» THE TASK
Write out every entry exactly as it appears.

- - - - - - -

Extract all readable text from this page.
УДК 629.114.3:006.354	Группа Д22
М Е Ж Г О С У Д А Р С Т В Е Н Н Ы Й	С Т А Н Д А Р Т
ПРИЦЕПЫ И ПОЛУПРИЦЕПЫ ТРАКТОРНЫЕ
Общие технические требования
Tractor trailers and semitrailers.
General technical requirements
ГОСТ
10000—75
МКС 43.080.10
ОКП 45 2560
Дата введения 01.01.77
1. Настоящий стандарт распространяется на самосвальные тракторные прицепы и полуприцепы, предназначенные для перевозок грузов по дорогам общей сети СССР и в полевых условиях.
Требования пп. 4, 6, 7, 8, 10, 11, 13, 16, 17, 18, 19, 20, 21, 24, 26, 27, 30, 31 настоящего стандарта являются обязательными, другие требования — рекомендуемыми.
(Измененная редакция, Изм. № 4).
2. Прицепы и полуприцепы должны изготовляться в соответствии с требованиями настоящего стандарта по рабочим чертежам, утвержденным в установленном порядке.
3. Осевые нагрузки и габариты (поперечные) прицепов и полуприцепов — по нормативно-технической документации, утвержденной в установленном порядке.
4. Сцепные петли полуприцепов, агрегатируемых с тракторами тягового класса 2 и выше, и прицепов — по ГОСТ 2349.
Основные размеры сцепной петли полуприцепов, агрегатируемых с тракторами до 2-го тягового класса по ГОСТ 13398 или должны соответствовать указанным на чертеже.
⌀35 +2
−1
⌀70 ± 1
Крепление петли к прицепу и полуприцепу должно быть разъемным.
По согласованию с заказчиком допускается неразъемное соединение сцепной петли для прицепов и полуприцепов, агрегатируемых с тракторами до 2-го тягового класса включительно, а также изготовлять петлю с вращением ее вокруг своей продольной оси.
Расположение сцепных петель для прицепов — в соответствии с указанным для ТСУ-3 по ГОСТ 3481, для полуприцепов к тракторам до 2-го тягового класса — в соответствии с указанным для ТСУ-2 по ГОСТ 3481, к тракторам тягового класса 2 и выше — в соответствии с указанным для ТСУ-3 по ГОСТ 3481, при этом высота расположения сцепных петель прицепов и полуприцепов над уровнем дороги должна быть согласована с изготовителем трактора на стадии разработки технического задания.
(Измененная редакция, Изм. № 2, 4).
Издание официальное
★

- - - - - - -

» SOLUTION TO THE PROBLEM
Extract all readable text from this page.
УДК 629.114.3:006.354	Группа Д22
М Е Ж Г О С У Д А Р С Т В Е Н Н Ы Й	С Т А Н Д А Р Т
ПРИЦЕПЫ И ПОЛУПРИЦЕПЫ ТРАКТОРНЫЕ
Общие технические требования
Tractor trailers and semitrailers.
General technical requirements
ГОСТ
10000—75
МКС 43.080.10
ОКП 45 2560
Дата введения 01.01.77
1. Настоящий стандарт распространяется на самосвальные тракторные прицепы и полуприцепы, предназначенные для перевозок грузов по дорогам общей сети СССР и в полевых условиях.
Требования пп. 4, 6, 7, 8, 10, 11, 13, 16, 17, 18, 19, 20, 21, 24, 26, 27, 30, 31 настоящего стандарта являются обязательными, другие требования — рекомендуемыми.
(Измененная редакция, Изм. № 4).
2. Прицепы и полуприцепы должны изготовляться в соответствии с требованиями настоящего стандарта по рабочим чертежам, утвержденным в установленном порядке.
3. Осевые нагрузки и габариты (поперечные) прицепов и полуприцепов — по нормативно-технической документации, утвержденной в установленном порядке.
4. Сцепные петли полуприцепов, агрегатируемых с тракторами тягового класса 2 и выше, и прицепов — по ГОСТ 2349.
Основные размеры сцепной петли полуприцепов, агрегатируемых с тракторами до 2-го тягового класса по ГОСТ 13398 или должны соответствовать указанным на чертеже.
⌀35 +2
−1
⌀70 ± 1
Крепление петли к прицепу и полуприцепу должно быть разъемным.
По согласованию с заказчиком допускается неразъемное соединение сцепной петли для прицепов и полуприцепов, агрегатируемых с тракторами до 2-го тягового класса включительно, а также изготовлять петлю с вращением ее вокруг своей продольной оси.
Расположение сцепных петель для прицепов — в соответствии с указанным для ТСУ-3 по ГОСТ 3481, для полуприцепов к тракторам до 2-го тягового класса — в соответствии с указанным для ТСУ-2 по ГОСТ 3481, к тракторам тягового класса 2 и выше — в соответствии с указанным для ТСУ-3 по ГОСТ 3481, при этом высота расположения сцепных петель прицепов и полуприцепов над уровнем дороги должна быть согласована с изготовителем трактора на стадии разработки технического задания.
(Измененная редакция, Изм. № 2, 4).
Издание официальное
★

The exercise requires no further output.